===== Quoted passage
Again, to be clear, I have not heard stories of Teo propositioning women in a professional setting the way Caldbeck did. But I have heard many stories of this different kind of social intimidation: Expecting the women to behave in a certain way in order to remain in his “orbit.”

“I think he’s a good guy whose ego got ahead of him,” said one long time member of Teo’s party circle. “[When Teo heard the allegations against Caldbeck] why didn’t [Teo] stop and make this a priority? It just shows you don’t care.”

My point is less to put the final nail in Binary Capital’s coffin here. Rather, it's important to underscore the problem with funding a firm whose founders boast of a “party culture” that often blurs the lines between personal and professional. As we reported on Monday, we’ve heard at least two accounts of LPs who were warned about this culture as part of their due diligence. Not only were they not put off by it, they reportedly saw it as a bonus. The idea was this is how deal flow is generated in young, bro-y San Francisco.

After speaking to more than a half dozen people who attended parties organized (or co-hosted) by Teo or Caldbeck, it was clear that parties were used as a means of the firm getting deals, building a prestige around the firm, creating an orbit you wanted to be part of.

At least some of those women believed the party culture was used as a way of exerting control over them, of taking advantage of a power asymmetry between powerful men in the industry and women who wanted to be part of it but didn’t have a lot of paths to making that happen.

It is reminiscent of the problem we’ve seen with sexual assault occurring overwhelmingly at fraternity parties. According to Michele Dauber of Stanford Law School, by just attending one fraternity party a month, a woman’s odds of experiencing sexual assault go up by more than 30%. And at Stanford, sororities aren’t allowed to have parties where alcohol is served, but fraternities are. So women have to go to the spot of the most danger in order to have a party with alcohol, Dauber says.

Something similar happens when that fratty college party ethos is accepted-- or implicitly funded and encouraged-- in the professional world. Women already face an imbalance of power in the ecosystem, and if they have to enter a party scene in order to gain access, they are inherently put in a more dangerous situation.
==========
===== Listed entries
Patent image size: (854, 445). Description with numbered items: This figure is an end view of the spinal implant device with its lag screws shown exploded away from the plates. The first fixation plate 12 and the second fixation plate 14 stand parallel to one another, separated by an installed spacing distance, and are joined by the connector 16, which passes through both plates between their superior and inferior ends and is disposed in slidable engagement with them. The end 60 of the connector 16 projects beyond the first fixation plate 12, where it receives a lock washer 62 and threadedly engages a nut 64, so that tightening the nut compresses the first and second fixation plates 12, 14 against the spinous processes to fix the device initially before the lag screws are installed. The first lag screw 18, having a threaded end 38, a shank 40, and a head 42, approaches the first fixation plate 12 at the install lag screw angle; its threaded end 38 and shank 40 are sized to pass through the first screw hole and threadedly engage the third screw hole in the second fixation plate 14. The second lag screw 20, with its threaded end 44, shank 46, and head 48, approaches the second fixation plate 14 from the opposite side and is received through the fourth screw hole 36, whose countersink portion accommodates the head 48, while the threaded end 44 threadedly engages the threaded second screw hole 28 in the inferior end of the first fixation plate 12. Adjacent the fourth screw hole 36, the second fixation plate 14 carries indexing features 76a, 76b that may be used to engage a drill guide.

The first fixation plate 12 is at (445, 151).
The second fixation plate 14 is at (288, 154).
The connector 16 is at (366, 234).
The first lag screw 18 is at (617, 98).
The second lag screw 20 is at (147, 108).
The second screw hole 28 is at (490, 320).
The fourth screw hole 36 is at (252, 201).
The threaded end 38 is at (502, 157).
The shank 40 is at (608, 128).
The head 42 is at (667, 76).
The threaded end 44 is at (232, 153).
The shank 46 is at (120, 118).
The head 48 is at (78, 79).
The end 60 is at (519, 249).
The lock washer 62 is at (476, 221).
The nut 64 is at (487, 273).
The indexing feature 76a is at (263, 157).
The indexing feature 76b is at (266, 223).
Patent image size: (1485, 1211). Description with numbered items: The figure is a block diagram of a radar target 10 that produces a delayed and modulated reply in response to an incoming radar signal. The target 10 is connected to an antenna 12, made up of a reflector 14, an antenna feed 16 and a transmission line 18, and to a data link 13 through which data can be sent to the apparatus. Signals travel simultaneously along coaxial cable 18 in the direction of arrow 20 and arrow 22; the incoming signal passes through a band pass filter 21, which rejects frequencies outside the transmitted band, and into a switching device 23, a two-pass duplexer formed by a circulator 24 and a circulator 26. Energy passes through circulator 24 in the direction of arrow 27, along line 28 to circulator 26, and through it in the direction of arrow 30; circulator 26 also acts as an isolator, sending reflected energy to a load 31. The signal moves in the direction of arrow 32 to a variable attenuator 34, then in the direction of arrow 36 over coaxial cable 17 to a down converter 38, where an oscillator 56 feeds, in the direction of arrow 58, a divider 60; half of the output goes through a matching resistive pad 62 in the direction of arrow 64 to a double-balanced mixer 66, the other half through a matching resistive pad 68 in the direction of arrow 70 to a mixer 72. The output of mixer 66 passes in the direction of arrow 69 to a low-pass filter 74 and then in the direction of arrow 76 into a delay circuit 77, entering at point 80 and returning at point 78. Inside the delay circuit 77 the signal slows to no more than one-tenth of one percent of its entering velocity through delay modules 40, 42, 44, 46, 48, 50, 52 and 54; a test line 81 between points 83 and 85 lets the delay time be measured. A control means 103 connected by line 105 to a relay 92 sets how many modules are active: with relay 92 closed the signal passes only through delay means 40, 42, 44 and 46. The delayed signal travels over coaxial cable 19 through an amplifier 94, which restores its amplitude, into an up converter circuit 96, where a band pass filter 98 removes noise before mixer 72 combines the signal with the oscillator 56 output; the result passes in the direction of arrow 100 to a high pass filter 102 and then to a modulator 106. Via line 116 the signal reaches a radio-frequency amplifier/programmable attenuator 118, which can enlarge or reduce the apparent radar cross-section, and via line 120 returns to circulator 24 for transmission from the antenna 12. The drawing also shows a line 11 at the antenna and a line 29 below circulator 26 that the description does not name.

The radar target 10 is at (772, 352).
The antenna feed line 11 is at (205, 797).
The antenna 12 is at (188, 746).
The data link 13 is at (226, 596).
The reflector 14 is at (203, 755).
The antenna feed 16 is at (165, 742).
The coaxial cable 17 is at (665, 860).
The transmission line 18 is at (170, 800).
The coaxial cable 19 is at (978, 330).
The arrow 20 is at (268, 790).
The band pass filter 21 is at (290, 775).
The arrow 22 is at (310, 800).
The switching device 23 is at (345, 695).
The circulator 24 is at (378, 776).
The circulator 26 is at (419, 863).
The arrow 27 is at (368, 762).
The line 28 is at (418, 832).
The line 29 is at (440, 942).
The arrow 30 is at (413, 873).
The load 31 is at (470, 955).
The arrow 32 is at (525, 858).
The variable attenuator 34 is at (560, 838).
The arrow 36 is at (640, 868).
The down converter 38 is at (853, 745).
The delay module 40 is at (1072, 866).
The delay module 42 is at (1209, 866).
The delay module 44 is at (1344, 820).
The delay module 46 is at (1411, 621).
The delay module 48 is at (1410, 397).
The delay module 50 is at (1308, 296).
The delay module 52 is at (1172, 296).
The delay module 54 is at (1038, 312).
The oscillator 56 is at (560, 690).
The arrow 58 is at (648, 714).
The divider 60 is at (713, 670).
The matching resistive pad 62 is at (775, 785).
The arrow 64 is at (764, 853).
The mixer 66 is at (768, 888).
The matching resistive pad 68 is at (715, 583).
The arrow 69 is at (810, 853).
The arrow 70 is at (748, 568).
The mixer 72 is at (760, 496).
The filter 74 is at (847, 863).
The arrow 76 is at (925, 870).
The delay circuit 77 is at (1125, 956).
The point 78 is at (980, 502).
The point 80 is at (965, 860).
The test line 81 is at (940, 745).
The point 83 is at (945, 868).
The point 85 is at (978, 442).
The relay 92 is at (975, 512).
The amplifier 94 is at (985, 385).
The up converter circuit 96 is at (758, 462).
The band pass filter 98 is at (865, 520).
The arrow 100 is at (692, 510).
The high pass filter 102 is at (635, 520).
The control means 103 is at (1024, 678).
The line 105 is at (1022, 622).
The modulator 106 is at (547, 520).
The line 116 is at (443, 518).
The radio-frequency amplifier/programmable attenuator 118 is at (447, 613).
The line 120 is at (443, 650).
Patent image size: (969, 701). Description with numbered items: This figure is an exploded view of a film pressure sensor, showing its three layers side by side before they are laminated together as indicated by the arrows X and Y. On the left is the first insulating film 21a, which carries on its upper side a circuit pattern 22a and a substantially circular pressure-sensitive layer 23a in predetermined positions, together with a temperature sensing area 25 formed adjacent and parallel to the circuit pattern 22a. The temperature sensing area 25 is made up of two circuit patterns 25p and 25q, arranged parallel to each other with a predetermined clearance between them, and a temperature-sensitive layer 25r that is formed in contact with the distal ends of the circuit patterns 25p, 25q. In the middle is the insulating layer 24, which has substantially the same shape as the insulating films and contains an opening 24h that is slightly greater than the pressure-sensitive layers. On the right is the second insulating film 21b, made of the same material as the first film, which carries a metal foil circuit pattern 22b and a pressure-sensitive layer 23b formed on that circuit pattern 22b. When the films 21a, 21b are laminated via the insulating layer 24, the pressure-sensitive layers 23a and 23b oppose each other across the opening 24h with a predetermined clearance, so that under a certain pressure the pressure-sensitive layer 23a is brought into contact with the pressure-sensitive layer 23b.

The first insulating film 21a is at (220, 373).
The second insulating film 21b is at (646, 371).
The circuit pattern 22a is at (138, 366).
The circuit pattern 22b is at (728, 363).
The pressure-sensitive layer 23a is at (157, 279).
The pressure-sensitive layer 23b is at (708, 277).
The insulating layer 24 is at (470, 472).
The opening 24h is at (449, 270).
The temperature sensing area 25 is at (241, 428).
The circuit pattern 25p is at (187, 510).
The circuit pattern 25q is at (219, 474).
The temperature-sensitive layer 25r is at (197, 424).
==========
[Activity list]
1 – In the article on Binary Capital's party culture, translate this sentence into Spanish: "Women already face an imbalance of power in the ecosystem, and if they have to enter a party scene in order to gain access, they are inherently put in a more dangerous situation."
2 – Reproduce the stretch of the article on Binary Capital's party culture from "Something similar happens" through "more dangerous situation.".

[Per-task outputs]
1 – Las mujeres ya enfrentan un desequilibrio de poder en el ecosistema, y si tienen que entrar en un ambiente de fiestas para obtener acceso, quedan inherentemente en una situación más peligrosa.

2 –
Something similar happens when that fratty college party ethos is accepted-- or implicitly funded and encouraged-- in the professional world. Women already face an imbalance of power in the ecosystem, and if they have to enter a party scene in order to gain access, they are inherently put in a more dangerous situation.